**What you should do:**
Retype all of the data. Every line must match exactly.

**Source data:**
□ □ □ □

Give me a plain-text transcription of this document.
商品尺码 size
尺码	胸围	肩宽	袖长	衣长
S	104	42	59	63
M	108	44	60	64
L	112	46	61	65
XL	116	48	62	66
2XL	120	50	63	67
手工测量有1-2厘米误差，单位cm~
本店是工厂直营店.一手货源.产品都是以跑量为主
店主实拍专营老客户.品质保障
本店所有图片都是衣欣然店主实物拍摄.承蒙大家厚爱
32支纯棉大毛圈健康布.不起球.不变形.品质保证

□ □ □ □

**Completed exercise:**
Give me a plain-text transcription of this document.
商品尺码 size
尺码	胸围	肩宽	袖长	衣长
S	104	42	59	63
M	108	44	60	64
L	112	46	61	65
XL	116	48	62	66
2XL	120	50	63	67
手工测量有1-2厘米误差，单位cm~
本店是工厂直营店.一手货源.产品都是以跑量为主
店主实拍专营老客户.品质保障
本店所有图片都是衣欣然店主实物拍摄.承蒙大家厚爱
32支纯棉大毛圈健康布.不起球.不变形.品质保证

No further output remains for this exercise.